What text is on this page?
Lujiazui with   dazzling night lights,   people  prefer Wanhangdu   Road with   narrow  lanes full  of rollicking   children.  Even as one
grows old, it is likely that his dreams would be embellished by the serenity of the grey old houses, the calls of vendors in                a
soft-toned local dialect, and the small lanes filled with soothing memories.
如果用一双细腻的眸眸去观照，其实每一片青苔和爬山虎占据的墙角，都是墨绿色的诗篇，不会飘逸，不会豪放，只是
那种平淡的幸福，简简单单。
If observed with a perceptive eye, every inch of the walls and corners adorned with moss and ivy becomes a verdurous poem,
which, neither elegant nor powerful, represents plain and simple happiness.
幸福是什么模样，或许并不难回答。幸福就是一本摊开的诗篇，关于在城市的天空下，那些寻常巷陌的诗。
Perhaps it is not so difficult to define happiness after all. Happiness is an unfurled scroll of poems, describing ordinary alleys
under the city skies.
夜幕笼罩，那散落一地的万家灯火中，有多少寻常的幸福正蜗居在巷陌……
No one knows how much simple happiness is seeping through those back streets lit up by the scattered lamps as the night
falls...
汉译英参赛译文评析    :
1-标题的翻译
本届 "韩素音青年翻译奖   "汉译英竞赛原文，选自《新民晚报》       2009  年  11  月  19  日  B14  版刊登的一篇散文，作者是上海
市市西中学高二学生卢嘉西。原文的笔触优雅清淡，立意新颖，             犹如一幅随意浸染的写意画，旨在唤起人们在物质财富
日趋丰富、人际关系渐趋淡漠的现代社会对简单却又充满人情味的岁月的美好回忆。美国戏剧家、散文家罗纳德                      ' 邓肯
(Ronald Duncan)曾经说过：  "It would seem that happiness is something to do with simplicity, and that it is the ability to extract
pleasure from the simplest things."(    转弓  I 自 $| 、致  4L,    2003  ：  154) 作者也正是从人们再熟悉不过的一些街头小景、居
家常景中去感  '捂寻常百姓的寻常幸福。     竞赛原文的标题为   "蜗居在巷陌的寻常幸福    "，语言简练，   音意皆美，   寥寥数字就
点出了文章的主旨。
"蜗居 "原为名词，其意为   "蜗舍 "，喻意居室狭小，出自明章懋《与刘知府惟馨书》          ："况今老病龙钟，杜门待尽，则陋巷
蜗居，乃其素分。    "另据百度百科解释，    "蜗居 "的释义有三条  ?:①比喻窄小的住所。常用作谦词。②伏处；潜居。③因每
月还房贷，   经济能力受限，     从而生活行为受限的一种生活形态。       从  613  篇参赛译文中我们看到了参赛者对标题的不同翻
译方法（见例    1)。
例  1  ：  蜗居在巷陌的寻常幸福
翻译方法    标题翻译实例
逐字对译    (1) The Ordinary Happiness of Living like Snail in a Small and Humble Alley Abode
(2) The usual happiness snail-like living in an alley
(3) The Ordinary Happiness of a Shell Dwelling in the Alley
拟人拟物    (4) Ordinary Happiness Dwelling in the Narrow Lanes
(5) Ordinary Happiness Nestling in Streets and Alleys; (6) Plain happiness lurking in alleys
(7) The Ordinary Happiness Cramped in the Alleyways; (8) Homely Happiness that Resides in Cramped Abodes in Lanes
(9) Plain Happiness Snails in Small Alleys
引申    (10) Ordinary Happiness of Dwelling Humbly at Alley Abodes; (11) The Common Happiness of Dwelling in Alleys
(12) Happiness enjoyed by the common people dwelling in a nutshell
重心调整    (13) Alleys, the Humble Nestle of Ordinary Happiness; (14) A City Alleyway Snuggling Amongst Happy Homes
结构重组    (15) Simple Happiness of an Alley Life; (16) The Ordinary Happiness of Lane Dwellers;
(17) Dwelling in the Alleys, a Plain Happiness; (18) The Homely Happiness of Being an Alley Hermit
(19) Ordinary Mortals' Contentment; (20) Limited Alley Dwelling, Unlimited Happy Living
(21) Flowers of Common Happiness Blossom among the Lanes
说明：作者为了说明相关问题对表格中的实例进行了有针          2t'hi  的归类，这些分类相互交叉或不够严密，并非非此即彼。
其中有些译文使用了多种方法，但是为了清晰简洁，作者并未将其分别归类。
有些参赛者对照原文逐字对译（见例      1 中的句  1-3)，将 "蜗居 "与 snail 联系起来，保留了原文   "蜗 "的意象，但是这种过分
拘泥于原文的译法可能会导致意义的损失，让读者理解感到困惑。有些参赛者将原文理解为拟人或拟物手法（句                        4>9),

-- EXERCISE AIM --
Output the data above exactly, please, line for line.

-- RESPONSE TO THE TASK --
What text is on this page?
Lujiazui with   dazzling night lights,   people  prefer Wanhangdu   Road with   narrow  lanes full  of rollicking   children.  Even as one
grows old, it is likely that his dreams would be embellished by the serenity of the grey old houses, the calls of vendors in                a
soft-toned local dialect, and the small lanes filled with soothing memories.
如果用一双细腻的眸眸去观照，其实每一片青苔和爬山虎占据的墙角，都是墨绿色的诗篇，不会飘逸，不会豪放，只是
那种平淡的幸福，简简单单。
If observed with a perceptive eye, every inch of the walls and corners adorned with moss and ivy becomes a verdurous poem,
which, neither elegant nor powerful, represents plain and simple happiness.
幸福是什么模样，或许并不难回答。幸福就是一本摊开的诗篇，关于在城市的天空下，那些寻常巷陌的诗。
Perhaps it is not so difficult to define happiness after all. Happiness is an unfurled scroll of poems, describing ordinary alleys
under the city skies.
夜幕笼罩，那散落一地的万家灯火中，有多少寻常的幸福正蜗居在巷陌……
No one knows how much simple happiness is seeping through those back streets lit up by the scattered lamps as the night
falls...
汉译英参赛译文评析    :
1-标题的翻译
本届 "韩素音青年翻译奖   "汉译英竞赛原文，选自《新民晚报》       2009  年  11  月  19  日  B14  版刊登的一篇散文，作者是上海
市市西中学高二学生卢嘉西。原文的笔触优雅清淡，立意新颖，             犹如一幅随意浸染的写意画，旨在唤起人们在物质财富
日趋丰富、人际关系渐趋淡漠的现代社会对简单却又充满人情味的岁月的美好回忆。美国戏剧家、散文家罗纳德                      ' 邓肯
(Ronald Duncan)曾经说过：  "It would seem that happiness is something to do with simplicity, and that it is the ability to extract
pleasure from the simplest things."(    转弓  I 自 $| 、致  4L,    2003  ：  154) 作者也正是从人们再熟悉不过的一些街头小景、居
家常景中去感  '捂寻常百姓的寻常幸福。     竞赛原文的标题为   "蜗居在巷陌的寻常幸福    "，语言简练，   音意皆美，   寥寥数字就
点出了文章的主旨。
"蜗居 "原为名词，其意为   "蜗舍 "，喻意居室狭小，出自明章懋《与刘知府惟馨书》          ："况今老病龙钟，杜门待尽，则陋巷
蜗居，乃其素分。    "另据百度百科解释，    "蜗居 "的释义有三条  ?:①比喻窄小的住所。常用作谦词。②伏处；潜居。③因每
月还房贷，   经济能力受限，     从而生活行为受限的一种生活形态。       从  613  篇参赛译文中我们看到了参赛者对标题的不同翻
译方法（见例    1)。
例  1  ：  蜗居在巷陌的寻常幸福
翻译方法    标题翻译实例
逐字对译    (1) The Ordinary Happiness of Living like Snail in a Small and Humble Alley Abode
(2) The usual happiness snail-like living in an alley
(3) The Ordinary Happiness of a Shell Dwelling in the Alley
拟人拟物    (4) Ordinary Happiness Dwelling in the Narrow Lanes
(5) Ordinary Happiness Nestling in Streets and Alleys; (6) Plain happiness lurking in alleys
(7) The Ordinary Happiness Cramped in the Alleyways; (8) Homely Happiness that Resides in Cramped Abodes in Lanes
(9) Plain Happiness Snails in Small Alleys
引申    (10) Ordinary Happiness of Dwelling Humbly at Alley Abodes; (11) The Common Happiness of Dwelling in Alleys
(12) Happiness enjoyed by the common people dwelling in a nutshell
重心调整    (13) Alleys, the Humble Nestle of Ordinary Happiness; (14) A City Alleyway Snuggling Amongst Happy Homes
结构重组    (15) Simple Happiness of an Alley Life; (16) The Ordinary Happiness of Lane Dwellers;
(17) Dwelling in the Alleys, a Plain Happiness; (18) The Homely Happiness of Being an Alley Hermit
(19) Ordinary Mortals' Contentment; (20) Limited Alley Dwelling, Unlimited Happy Living
(21) Flowers of Common Happiness Blossom among the Lanes
说明：作者为了说明相关问题对表格中的实例进行了有针          2t'hi  的归类，这些分类相互交叉或不够严密，并非非此即彼。
其中有些译文使用了多种方法，但是为了清晰简洁，作者并未将其分别归类。
有些参赛者对照原文逐字对译（见例      1 中的句  1-3)，将 "蜗居 "与 snail 联系起来，保留了原文   "蜗 "的意象，但是这种过分
拘泥于原文的译法可能会导致意义的损失，让读者理解感到困惑。有些参赛者将原文理解为拟人或拟物手法（句                        4>9),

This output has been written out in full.